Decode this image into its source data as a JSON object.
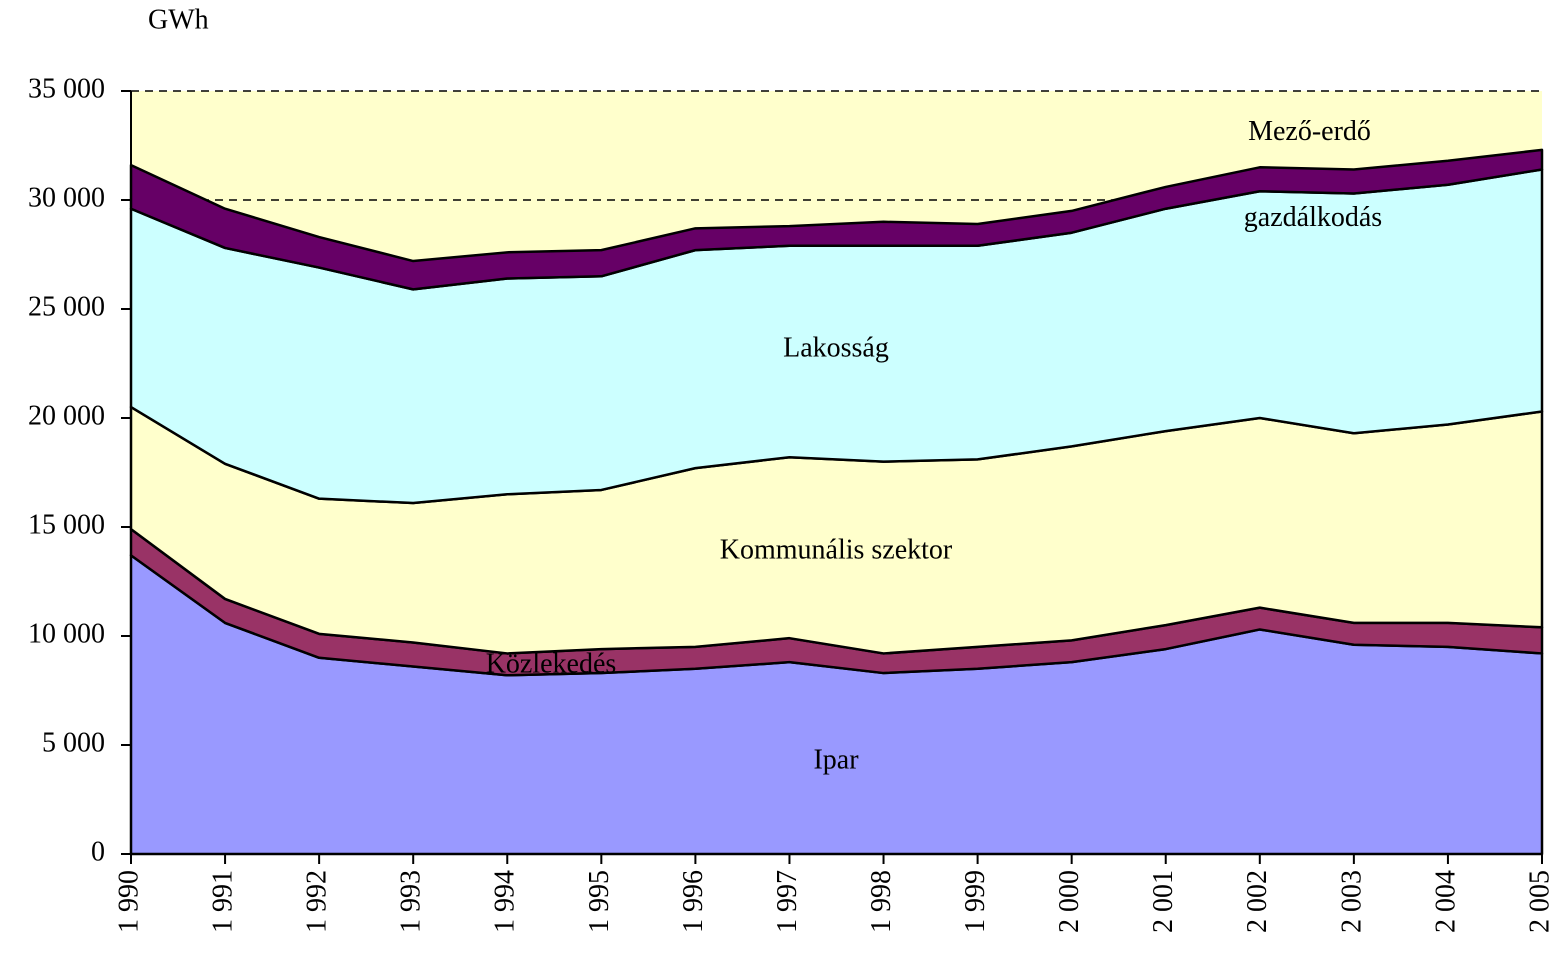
{
  "chart_data": {
    "type": "stacked_area",
    "y_label": "GWh",
    "categories": [
      "1 990",
      "1 991",
      "1 992",
      "1 993",
      "1 994",
      "1 995",
      "1 996",
      "1 997",
      "1 998",
      "1 999",
      "2 000",
      "2 001",
      "2 002",
      "2 003",
      "2 004",
      "2 005"
    ],
    "series": [
      {
        "name": "Ipar",
        "color": "#9999ff",
        "values": [
          13700,
          10600,
          9000,
          8600,
          8200,
          8300,
          8500,
          8800,
          8300,
          8500,
          8800,
          9400,
          10300,
          9600,
          9500,
          9200
        ]
      },
      {
        "name": "Közlekedés",
        "color": "#993366",
        "values": [
          1200,
          1100,
          1100,
          1100,
          1000,
          1100,
          1000,
          1100,
          900,
          1000,
          1000,
          1100,
          1000,
          1000,
          1100,
          1200
        ]
      },
      {
        "name": "Kommunális szektor",
        "color": "#ffffcc",
        "values": [
          5600,
          6200,
          6200,
          6400,
          7300,
          7300,
          8200,
          8300,
          8800,
          8600,
          8900,
          8900,
          8700,
          8700,
          9100,
          9900
        ]
      },
      {
        "name": "Lakosság",
        "color": "#ccffff",
        "values": [
          9100,
          9900,
          10600,
          9800,
          9900,
          9800,
          10000,
          9700,
          9900,
          9800,
          9800,
          10200,
          10400,
          11000,
          11000,
          11100
        ]
      },
      {
        "name": "Mező-erdő gazdálkodás",
        "color": "#660066",
        "values": [
          2000,
          1800,
          1400,
          1300,
          1200,
          1200,
          1000,
          900,
          1100,
          1000,
          1000,
          1000,
          1100,
          1100,
          1100,
          900
        ]
      }
    ],
    "ylim": [
      0,
      35000
    ],
    "yticks": [
      0,
      {
        "value": 5000,
        "label": "5 000"
      },
      {
        "value": 10000,
        "label": "10 000"
      },
      {
        "value": 15000,
        "label": "15 000"
      },
      {
        "value": 20000,
        "label": "20 000"
      },
      {
        "value": 25000,
        "label": "25 000"
      },
      {
        "value": 30000,
        "label": "30 000"
      },
      {
        "value": 35000,
        "label": "35 000"
      }
    ],
    "grid": true,
    "background": "#ffffcc"
  }
}
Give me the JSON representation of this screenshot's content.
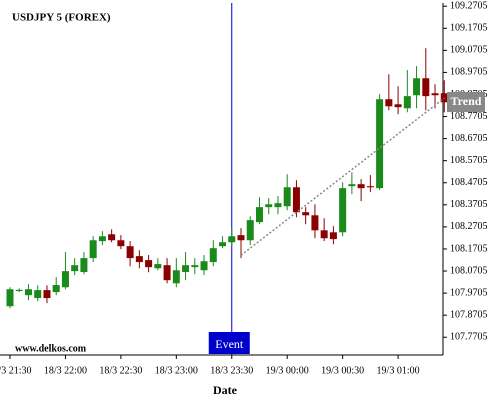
{
  "chart_data": {
    "type": "candlestick",
    "title": "USDJPY 5 (FOREX)",
    "watermark": "www.delkos.com",
    "x_label": "Date",
    "categories": [
      "18/3 21:30",
      null,
      null,
      null,
      null,
      null,
      "18/3 22:00",
      null,
      null,
      null,
      null,
      null,
      "18/3 22:30",
      null,
      null,
      null,
      null,
      null,
      "18/3 23:00",
      null,
      null,
      null,
      null,
      null,
      "18/3 23:30",
      null,
      null,
      null,
      null,
      null,
      "19/3 00:00",
      null,
      null,
      null,
      null,
      null,
      "19/3 00:30",
      null,
      null,
      null,
      null,
      null,
      "19/3 01:00",
      null,
      null,
      null,
      null,
      null
    ],
    "open": [
      107.911,
      107.98,
      107.961,
      107.948,
      107.984,
      107.975,
      107.997,
      108.07,
      108.066,
      108.129,
      108.206,
      108.237,
      108.21,
      108.183,
      108.138,
      108.12,
      108.083,
      108.097,
      108.015,
      108.066,
      108.088,
      108.074,
      108.111,
      108.183,
      108.201,
      108.233,
      108.21,
      108.292,
      108.36,
      108.36,
      108.364,
      108.45,
      108.337,
      108.323,
      108.255,
      108.246,
      108.246,
      108.455,
      108.464,
      108.455,
      108.446,
      108.849,
      108.826,
      108.808,
      108.867,
      108.944,
      108.876,
      108.876
    ],
    "high": [
      107.997,
      107.992,
      108.011,
      108.006,
      108.006,
      108.043,
      108.156,
      108.129,
      108.156,
      108.228,
      108.251,
      108.26,
      108.233,
      108.206,
      108.165,
      108.143,
      108.129,
      108.129,
      108.129,
      108.156,
      108.129,
      108.143,
      108.21,
      108.228,
      108.265,
      108.265,
      108.319,
      108.405,
      108.401,
      108.41,
      108.509,
      108.482,
      108.36,
      108.373,
      108.31,
      108.274,
      108.473,
      108.518,
      108.487,
      108.505,
      108.872,
      108.962,
      108.908,
      108.981,
      108.999,
      109.08,
      108.917,
      108.935
    ],
    "low": [
      107.902,
      107.975,
      107.938,
      107.934,
      107.925,
      107.961,
      107.988,
      108.052,
      108.056,
      108.111,
      108.188,
      108.201,
      108.17,
      108.092,
      108.083,
      108.065,
      108.074,
      108.015,
      107.997,
      108.029,
      108.056,
      108.052,
      108.092,
      108.174,
      108.183,
      108.129,
      108.188,
      108.283,
      108.328,
      108.328,
      108.346,
      108.314,
      108.283,
      108.219,
      108.206,
      108.192,
      108.228,
      108.419,
      108.387,
      108.428,
      108.437,
      108.799,
      108.781,
      108.79,
      108.808,
      108.799,
      108.808,
      108.79
    ],
    "close": [
      107.988,
      107.985,
      107.988,
      107.984,
      107.948,
      108.007,
      108.07,
      108.097,
      108.129,
      108.21,
      108.228,
      108.21,
      108.183,
      108.129,
      108.111,
      108.088,
      108.102,
      108.029,
      108.074,
      108.097,
      108.097,
      108.115,
      108.174,
      108.201,
      108.228,
      108.21,
      108.301,
      108.36,
      108.373,
      108.378,
      108.45,
      108.337,
      108.323,
      108.255,
      108.219,
      108.215,
      108.446,
      108.464,
      108.446,
      108.45,
      108.849,
      108.817,
      108.813,
      108.863,
      108.944,
      108.863,
      108.867,
      108.835
    ],
    "up_color": "#1a8a1a",
    "down_color": "#8b0000",
    "ylim": [
      107.69,
      109.285
    ],
    "yticks": [
      107.7705,
      107.8705,
      107.9705,
      108.0705,
      108.1705,
      108.2705,
      108.3705,
      108.4705,
      108.5705,
      108.6705,
      108.7705,
      108.8705,
      108.9705,
      109.0705,
      109.1705,
      109.2705
    ],
    "event": {
      "label": "Event",
      "index": 24,
      "color": "#0000cc"
    },
    "trend": {
      "label": "Trend",
      "start": [
        25,
        108.142
      ],
      "end": [
        47,
        108.854
      ],
      "color": "#888888"
    }
  }
}
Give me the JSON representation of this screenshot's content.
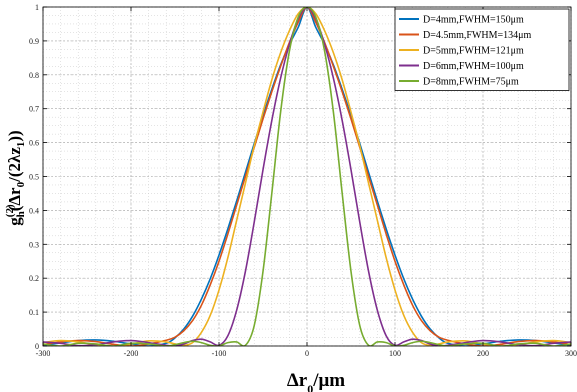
{
  "chart_data": {
    "type": "line",
    "title": "",
    "xlabel": "Δr₀/μm",
    "ylabel": "g_h^(2)(Δr_0/(2λz_1))",
    "xlim": [
      -300,
      300
    ],
    "ylim": [
      0,
      1
    ],
    "x_ticks": [
      -300,
      -200,
      -100,
      0,
      100,
      200,
      300
    ],
    "y_ticks": [
      0,
      0.1,
      0.2,
      0.3,
      0.4,
      0.5,
      0.6,
      0.7,
      0.8,
      0.9,
      1
    ],
    "grid": true,
    "legend_position": "top-right",
    "x": [
      -300,
      -280,
      -260,
      -240,
      -220,
      -200,
      -180,
      -160,
      -150,
      -140,
      -130,
      -120,
      -110,
      -100,
      -90,
      -80,
      -70,
      -60,
      -50,
      -40,
      -30,
      -20,
      -10,
      0,
      10,
      20,
      30,
      40,
      50,
      60,
      70,
      80,
      90,
      100,
      110,
      120,
      130,
      140,
      150,
      160,
      180,
      200,
      220,
      240,
      260,
      280,
      300
    ],
    "series": [
      {
        "name": "D=4mm,FWHM=150μm",
        "color": "#0072BD",
        "values": [
          0.002,
          0.009,
          0.016,
          0.018,
          0.014,
          0.006,
          0.0,
          0.008,
          0.024,
          0.05,
          0.088,
          0.138,
          0.198,
          0.268,
          0.345,
          0.427,
          0.512,
          0.597,
          0.679,
          0.757,
          0.829,
          0.89,
          0.94,
          1.0,
          0.94,
          0.89,
          0.829,
          0.757,
          0.679,
          0.597,
          0.512,
          0.427,
          0.345,
          0.268,
          0.198,
          0.138,
          0.088,
          0.05,
          0.024,
          0.008,
          0.0,
          0.006,
          0.014,
          0.018,
          0.016,
          0.009,
          0.002
        ]
      },
      {
        "name": "D=4.5mm,FWHM=134μm",
        "color": "#D95319",
        "values": [
          0.004,
          0.012,
          0.016,
          0.013,
          0.005,
          0.0,
          0.006,
          0.017,
          0.026,
          0.045,
          0.075,
          0.12,
          0.18,
          0.25,
          0.33,
          0.415,
          0.5,
          0.586,
          0.67,
          0.75,
          0.825,
          0.895,
          0.955,
          1.0,
          0.955,
          0.895,
          0.825,
          0.75,
          0.67,
          0.586,
          0.5,
          0.415,
          0.33,
          0.25,
          0.18,
          0.12,
          0.075,
          0.045,
          0.026,
          0.017,
          0.006,
          0.0,
          0.005,
          0.013,
          0.016,
          0.012,
          0.004
        ]
      },
      {
        "name": "D=5mm,FWHM=121μm",
        "color": "#EDB120",
        "values": [
          0.01,
          0.016,
          0.012,
          0.004,
          0.0,
          0.006,
          0.015,
          0.012,
          0.006,
          0.002,
          0.01,
          0.04,
          0.09,
          0.165,
          0.26,
          0.37,
          0.48,
          0.59,
          0.69,
          0.785,
          0.865,
          0.93,
          0.98,
          1.0,
          0.98,
          0.93,
          0.865,
          0.785,
          0.69,
          0.59,
          0.48,
          0.37,
          0.26,
          0.165,
          0.09,
          0.04,
          0.01,
          0.002,
          0.006,
          0.012,
          0.015,
          0.006,
          0.0,
          0.004,
          0.012,
          0.016,
          0.01
        ]
      },
      {
        "name": "D=6mm,FWHM=100μm",
        "color": "#7E2F8E",
        "values": [
          0.012,
          0.008,
          0.001,
          0.004,
          0.012,
          0.016,
          0.01,
          0.002,
          0.0,
          0.006,
          0.016,
          0.02,
          0.012,
          0.002,
          0.03,
          0.105,
          0.22,
          0.365,
          0.52,
          0.665,
          0.79,
          0.89,
          0.965,
          1.0,
          0.965,
          0.89,
          0.79,
          0.665,
          0.52,
          0.365,
          0.22,
          0.105,
          0.03,
          0.002,
          0.012,
          0.02,
          0.016,
          0.006,
          0.0,
          0.002,
          0.01,
          0.016,
          0.012,
          0.004,
          0.001,
          0.008,
          0.012
        ]
      },
      {
        "name": "D=8mm,FWHM=75μm",
        "color": "#77AC30",
        "values": [
          0.006,
          0.0,
          0.008,
          0.006,
          0.0,
          0.008,
          0.006,
          0.0,
          0.004,
          0.01,
          0.014,
          0.01,
          0.002,
          0.0,
          0.01,
          0.012,
          0.002,
          0.06,
          0.22,
          0.45,
          0.69,
          0.87,
          0.97,
          1.0,
          0.97,
          0.87,
          0.69,
          0.45,
          0.22,
          0.06,
          0.002,
          0.012,
          0.01,
          0.0,
          0.002,
          0.01,
          0.014,
          0.01,
          0.004,
          0.0,
          0.006,
          0.008,
          0.0,
          0.006,
          0.008,
          0.0,
          0.006
        ]
      }
    ]
  }
}
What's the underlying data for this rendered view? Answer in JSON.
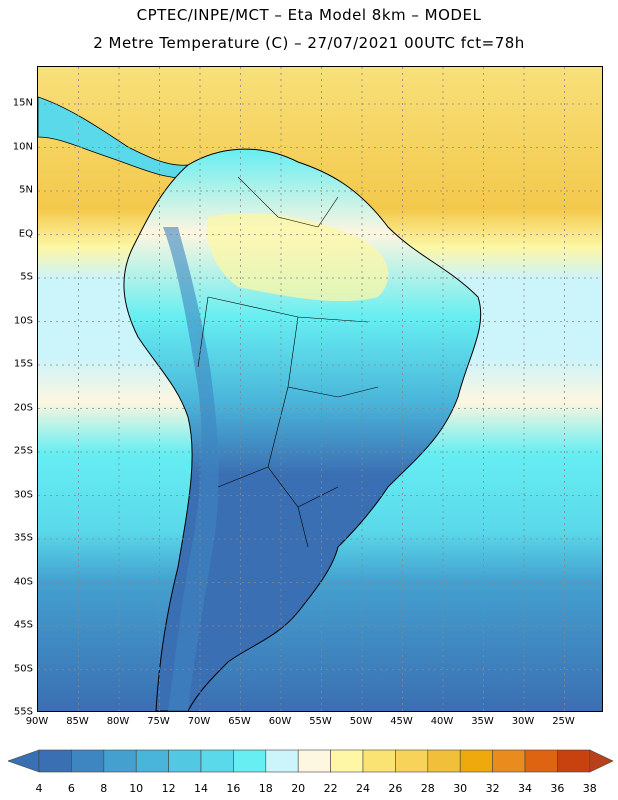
{
  "title_line1": "CPTEC/INPE/MCT –  Eta Model 8km – MODEL",
  "title_line2": "2 Metre Temperature (C) – 27/07/2021 00UTC fct=78h",
  "lat_labels": [
    "15N",
    "10N",
    "5N",
    "EQ",
    "5S",
    "10S",
    "15S",
    "20S",
    "25S",
    "30S",
    "35S",
    "40S",
    "45S",
    "50S",
    "55S"
  ],
  "lon_labels": [
    "90W",
    "85W",
    "80W",
    "75W",
    "70W",
    "65W",
    "60W",
    "55W",
    "50W",
    "45W",
    "40W",
    "35W",
    "30W",
    "25W"
  ],
  "colorbar": {
    "ticks": [
      "4",
      "6",
      "8",
      "10",
      "12",
      "14",
      "16",
      "18",
      "20",
      "22",
      "24",
      "26",
      "28",
      "30",
      "32",
      "34",
      "36",
      "38"
    ],
    "colors": [
      "#3b6fb3",
      "#3e86c2",
      "#44a0cf",
      "#4ab5da",
      "#52c8e2",
      "#5ad9ea",
      "#66eef2",
      "#cbf4fb",
      "#fdf6e0",
      "#fdf7a6",
      "#fbe373",
      "#f8d35a",
      "#f2bf3a",
      "#efa90c",
      "#ea8b1d",
      "#de6412",
      "#c7420f"
    ],
    "low_color": "#3b6fb3",
    "high_color": "#b8401a"
  },
  "map_colors": {
    "ocean_north": "#f3c94c",
    "ocean_equator": "#cbf4fb",
    "ocean_mid": "#5ad9ea",
    "ocean_south": "#3e86c2",
    "land_cold": "#3b6fb3",
    "land_cool": "#4ab5da",
    "land_warm": "#fdf6e0",
    "grid": "#888888",
    "border": "#000000"
  }
}
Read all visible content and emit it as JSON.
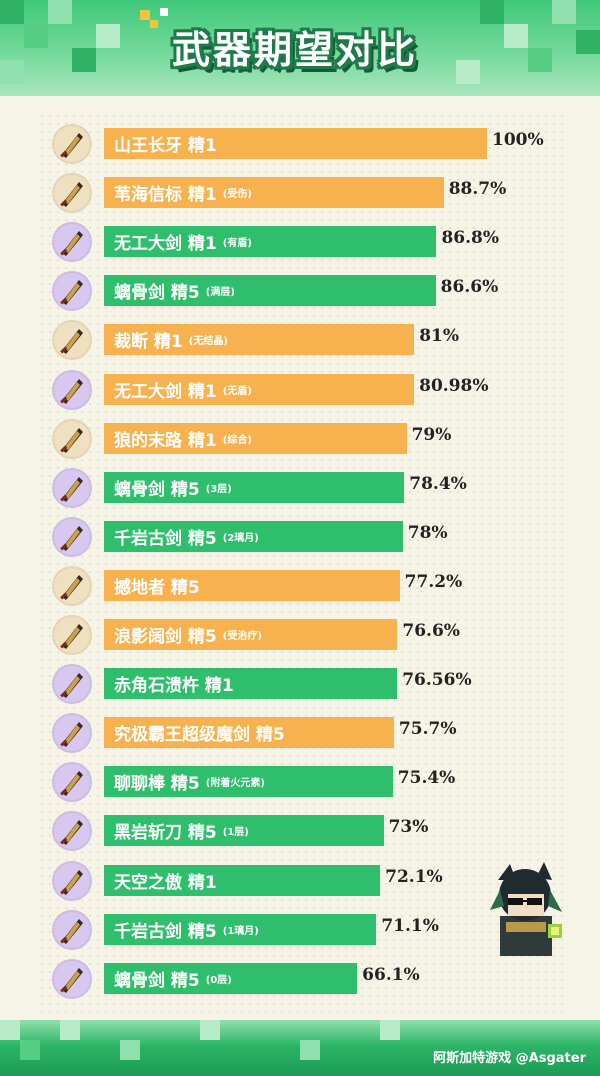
---*---
### EXERCISE AIM
Looking at the listing above, count the lines that contain "JSON" and give nothing but the number.

### FINISHED ANSWER
5